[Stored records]

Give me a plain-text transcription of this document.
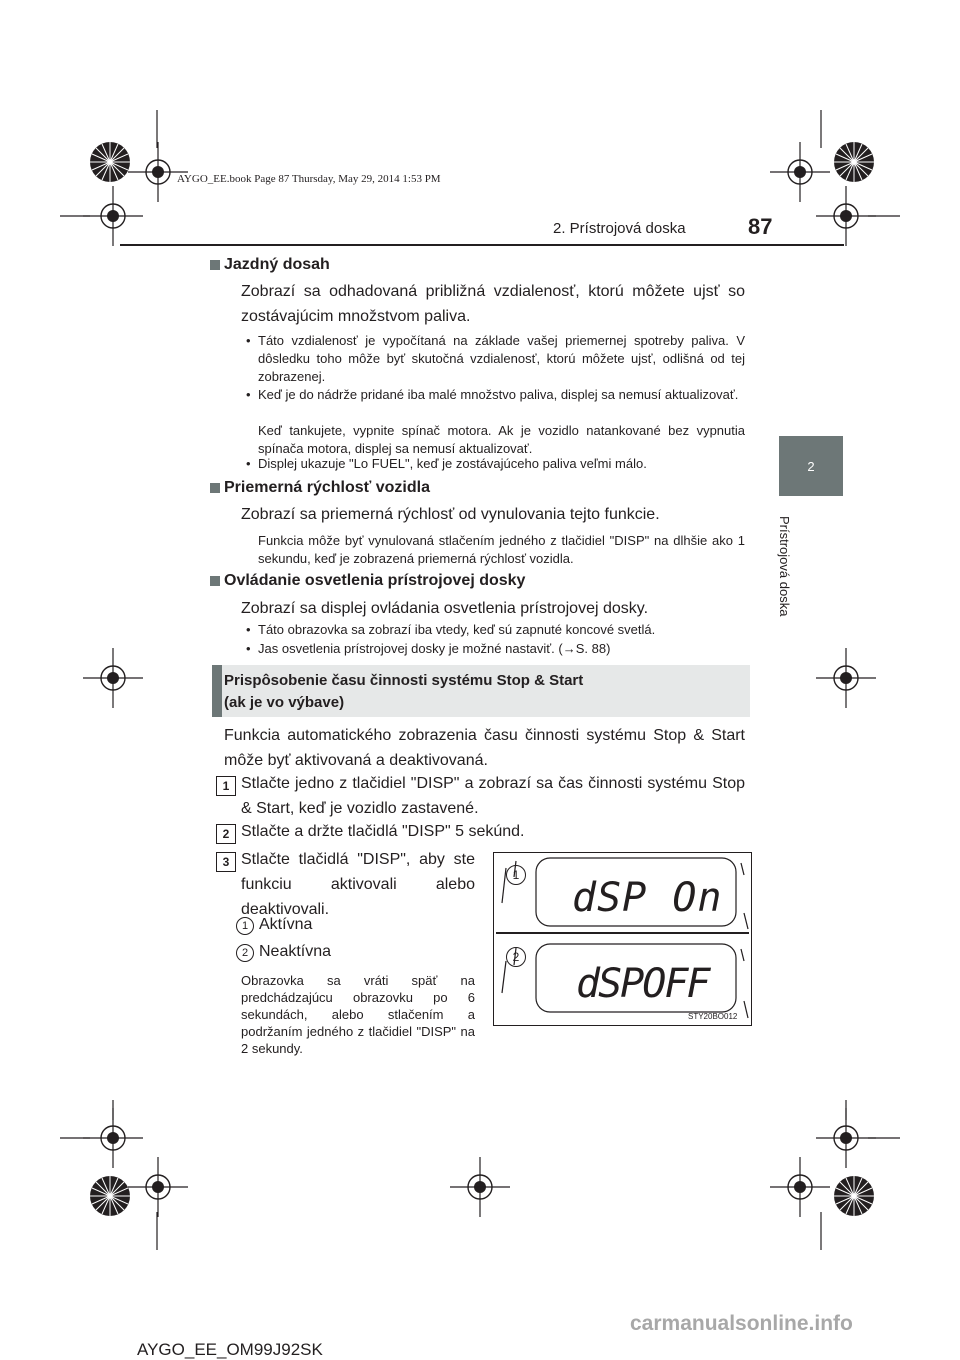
AYGO_EE.book Page 87 Thursday, May 29, 2014 1:53 PM
2. Prístrojová doska	87
2
Prístrojová doska
Jazdný dosah
Zobrazí sa odhadovaná približná vzdialenosť, ktorú môžete ujsť so zostávajúcim množstvom paliva.
• Táto vzdialenosť je vypočítaná na základe vašej priemernej spotreby paliva. V dôsledku toho môže byť skutočná vzdialenosť, ktorú môžete ujsť, odlišná od tej zobrazenej.
• Keď je do nádrže pridané iba malé množstvo paliva, displej sa nemusí aktualizovať.
Keď tankujete, vypnite spínač motora. Ak je vozidlo natankované bez vypnutia spínača motora, displej sa nemusí aktualizovať.
• Displej ukazuje "Lo FUEL", keď je zostávajúceho paliva veľmi málo.
Priemerná rýchlosť vozidla
Zobrazí sa priemerná rýchlosť od vynulovania tejto funkcie.
Funkcia môže byť vynulovaná stlačením jedného z tlačidiel "DISP" na dlhšie ako 1 sekundu, keď je zobrazená priemerná rýchlosť vozidla.
Ovládanie osvetlenia prístrojovej dosky
Zobrazí sa displej ovládania osvetlenia prístrojovej dosky.
• Táto obrazovka sa zobrazí iba vtedy, keď sú zapnuté koncové svetlá.
• Jas osvetlenia prístrojovej dosky je možné nastaviť. (→S. 88)
Prispôsobenie času činnosti systému Stop & Start
(ak je vo výbave)
Funkcia automatického zobrazenia času činnosti systému Stop & Start môže byť aktivovaná a deaktivovaná.
1 Stlačte jedno z tlačidiel "DISP" a zobrazí sa čas činnosti systému Stop & Start, keď je vozidlo zastavené.
2 Stlačte a držte tlačidlá "DISP" 5 sekúnd.
3 Stlačte tlačidlá "DISP", aby ste funkciu aktivovali alebo deaktivovali.
1 Aktívna
2 Neaktívna
Obrazovka sa vráti späť na predchádzajúcu obrazovku po 6 sekundách, alebo stlačením a podržaním jedného z tlačidiel "DISP" na 2 sekundy.
1
2
dSP On
dSPOFF
STY20BO012
AYGO_EE_OM99J92SK
carmanualsonline.info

_Exercise goal_
Exclude the images and reproduce the remaining data exactly.

_Expected answer_
Give me a plain-text transcription of this document.
AYGO_EE.book Page 87 Thursday, May 29, 2014 1:53 PM
2. Prístrojová doska	87
2
Prístrojová doska
Jazdný dosah
Zobrazí sa odhadovaná približná vzdialenosť, ktorú môžete ujsť so zostávajúcim množstvom paliva.
• Táto vzdialenosť je vypočítaná na základe vašej priemernej spotreby paliva. V dôsledku toho môže byť skutočná vzdialenosť, ktorú môžete ujsť, odlišná od tej zobrazenej.
• Keď je do nádrže pridané iba malé množstvo paliva, displej sa nemusí aktualizovať.
Keď tankujete, vypnite spínač motora. Ak je vozidlo natankované bez vypnutia spínača motora, displej sa nemusí aktualizovať.
• Displej ukazuje "Lo FUEL", keď je zostávajúceho paliva veľmi málo.
Priemerná rýchlosť vozidla
Zobrazí sa priemerná rýchlosť od vynulovania tejto funkcie.
Funkcia môže byť vynulovaná stlačením jedného z tlačidiel "DISP" na dlhšie ako 1 sekundu, keď je zobrazená priemerná rýchlosť vozidla.
Ovládanie osvetlenia prístrojovej dosky
Zobrazí sa displej ovládania osvetlenia prístrojovej dosky.
• Táto obrazovka sa zobrazí iba vtedy, keď sú zapnuté koncové svetlá.
• Jas osvetlenia prístrojovej dosky je možné nastaviť. (→S. 88)
Prispôsobenie času činnosti systému Stop & Start
(ak je vo výbave)
Funkcia automatického zobrazenia času činnosti systému Stop & Start môže byť aktivovaná a deaktivovaná.
1 Stlačte jedno z tlačidiel "DISP" a zobrazí sa čas činnosti systému Stop & Start, keď je vozidlo zastavené.
2 Stlačte a držte tlačidlá "DISP" 5 sekúnd.
3 Stlačte tlačidlá "DISP", aby ste funkciu aktivovali alebo deaktivovali.
1 Aktívna
2 Neaktívna
Obrazovka sa vráti späť na predchádzajúcu obrazovku po 6 sekundách, alebo stlačením a podržaním jedného z tlačidiel "DISP" na 2 sekundy.
1
2
dSP On
dSPOFF
STY20BO012
AYGO_EE_OM99J92SK
carmanualsonline.info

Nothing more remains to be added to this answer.